## [Short task]
Reproduce each line bearing the word "Pool".
---- Available records
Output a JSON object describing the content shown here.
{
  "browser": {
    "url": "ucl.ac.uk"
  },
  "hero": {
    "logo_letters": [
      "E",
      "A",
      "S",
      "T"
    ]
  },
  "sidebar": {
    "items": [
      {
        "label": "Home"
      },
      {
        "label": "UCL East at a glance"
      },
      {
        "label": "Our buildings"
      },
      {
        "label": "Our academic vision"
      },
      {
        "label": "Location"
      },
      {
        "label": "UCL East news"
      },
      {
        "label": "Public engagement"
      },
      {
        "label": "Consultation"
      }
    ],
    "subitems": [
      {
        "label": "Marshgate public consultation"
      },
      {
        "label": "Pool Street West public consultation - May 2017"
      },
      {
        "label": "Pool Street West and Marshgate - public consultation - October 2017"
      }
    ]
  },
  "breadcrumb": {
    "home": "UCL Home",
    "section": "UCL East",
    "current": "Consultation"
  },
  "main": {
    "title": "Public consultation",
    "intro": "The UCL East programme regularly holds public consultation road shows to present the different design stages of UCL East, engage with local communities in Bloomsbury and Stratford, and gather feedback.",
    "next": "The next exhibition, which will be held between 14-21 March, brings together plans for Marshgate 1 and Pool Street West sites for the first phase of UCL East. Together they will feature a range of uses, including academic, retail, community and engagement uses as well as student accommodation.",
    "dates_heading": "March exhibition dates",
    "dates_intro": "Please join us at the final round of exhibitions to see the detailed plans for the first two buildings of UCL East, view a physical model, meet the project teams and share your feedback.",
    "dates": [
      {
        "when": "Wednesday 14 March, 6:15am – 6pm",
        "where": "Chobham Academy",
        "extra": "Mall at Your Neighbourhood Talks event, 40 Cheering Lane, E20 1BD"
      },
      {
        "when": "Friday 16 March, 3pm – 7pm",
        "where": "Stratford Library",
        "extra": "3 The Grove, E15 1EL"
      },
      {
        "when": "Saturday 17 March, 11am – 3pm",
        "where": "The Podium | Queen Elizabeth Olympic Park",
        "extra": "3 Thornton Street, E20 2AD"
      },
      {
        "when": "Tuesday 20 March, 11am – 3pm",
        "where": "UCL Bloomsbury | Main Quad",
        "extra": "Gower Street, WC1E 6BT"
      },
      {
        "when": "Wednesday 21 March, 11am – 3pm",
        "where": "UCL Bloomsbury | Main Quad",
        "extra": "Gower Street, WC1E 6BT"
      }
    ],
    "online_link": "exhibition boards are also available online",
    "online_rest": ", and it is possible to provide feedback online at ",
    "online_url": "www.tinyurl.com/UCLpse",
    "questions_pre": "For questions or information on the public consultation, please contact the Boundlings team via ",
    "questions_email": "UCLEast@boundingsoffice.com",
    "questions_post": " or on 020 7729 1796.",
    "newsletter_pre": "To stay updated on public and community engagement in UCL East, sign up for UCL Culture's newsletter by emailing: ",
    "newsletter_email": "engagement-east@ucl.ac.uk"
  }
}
--------
## [Reply]
        "label": "Pool Street West public consultation - May 2017"
        "label": "Pool Street West and Marshgate - public consultation - October 2017"
    "next": "The next exhibition, which will be held between 14-21 March, brings together plans for Marshgate 1 and Pool Street West sites for the first phase of UCL East. Together they will feature a range of uses, including academic, retail, community and engagement uses as well as student accommodation.",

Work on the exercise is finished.